WHAT TO PRODUCE: Present the rows below as a numbered list, omitting any blank lines.

# # #

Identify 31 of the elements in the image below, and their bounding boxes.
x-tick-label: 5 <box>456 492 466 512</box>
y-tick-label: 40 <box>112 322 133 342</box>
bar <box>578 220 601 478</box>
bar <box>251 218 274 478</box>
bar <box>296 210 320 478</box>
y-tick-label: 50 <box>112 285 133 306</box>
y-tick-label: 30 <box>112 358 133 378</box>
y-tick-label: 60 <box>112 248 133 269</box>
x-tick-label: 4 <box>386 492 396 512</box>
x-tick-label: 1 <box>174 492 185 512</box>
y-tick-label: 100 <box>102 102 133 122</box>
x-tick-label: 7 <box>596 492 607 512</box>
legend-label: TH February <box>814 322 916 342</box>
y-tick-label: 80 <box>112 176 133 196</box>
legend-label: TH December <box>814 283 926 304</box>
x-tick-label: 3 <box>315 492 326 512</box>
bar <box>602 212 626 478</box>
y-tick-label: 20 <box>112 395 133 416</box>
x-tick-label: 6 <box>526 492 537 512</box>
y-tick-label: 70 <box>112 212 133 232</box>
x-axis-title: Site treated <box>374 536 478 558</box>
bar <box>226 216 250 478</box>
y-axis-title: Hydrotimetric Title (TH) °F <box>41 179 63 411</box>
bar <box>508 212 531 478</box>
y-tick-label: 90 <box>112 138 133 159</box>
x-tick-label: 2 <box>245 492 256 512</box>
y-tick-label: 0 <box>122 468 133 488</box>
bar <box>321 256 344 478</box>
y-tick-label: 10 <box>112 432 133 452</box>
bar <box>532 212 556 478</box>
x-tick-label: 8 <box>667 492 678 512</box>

# # #

WORKED ANSWER:
1. Identify 31 of the elements in the image below, and their bounding boxes.
2. x-tick-label: 5 <box>456 492 466 512</box>
3. y-tick-label: 40 <box>112 322 133 342</box>
4. bar <box>578 220 601 478</box>
5. bar <box>251 218 274 478</box>
6. bar <box>296 210 320 478</box>
7. y-tick-label: 50 <box>112 285 133 306</box>
8. y-tick-label: 30 <box>112 358 133 378</box>
9. y-tick-label: 60 <box>112 248 133 269</box>
10. x-tick-label: 4 <box>386 492 396 512</box>
11. x-tick-label: 1 <box>174 492 185 512</box>
12. y-tick-label: 100 <box>102 102 133 122</box>
13. x-tick-label: 7 <box>596 492 607 512</box>
14. legend-label: TH February <box>814 322 916 342</box>
15. y-tick-label: 80 <box>112 176 133 196</box>
16. legend-label: TH December <box>814 283 926 304</box>
17. x-tick-label: 3 <box>315 492 326 512</box>
18. bar <box>602 212 626 478</box>
19. y-tick-label: 20 <box>112 395 133 416</box>
20. x-tick-label: 6 <box>526 492 537 512</box>
21. y-tick-label: 70 <box>112 212 133 232</box>
22. x-axis-title: Site treated <box>374 536 478 558</box>
23. bar <box>226 216 250 478</box>
24. y-axis-title: Hydrotimetric Title (TH) °F <box>41 179 63 411</box>
25. bar <box>508 212 531 478</box>
26. y-tick-label: 90 <box>112 138 133 159</box>
27. x-tick-label: 2 <box>245 492 256 512</box>
28. y-tick-label: 0 <box>122 468 133 488</box>
29. bar <box>321 256 344 478</box>
30. y-tick-label: 10 <box>112 432 133 452</box>
31. bar <box>532 212 556 478</box>
32. x-tick-label: 8 <box>667 492 678 512</box>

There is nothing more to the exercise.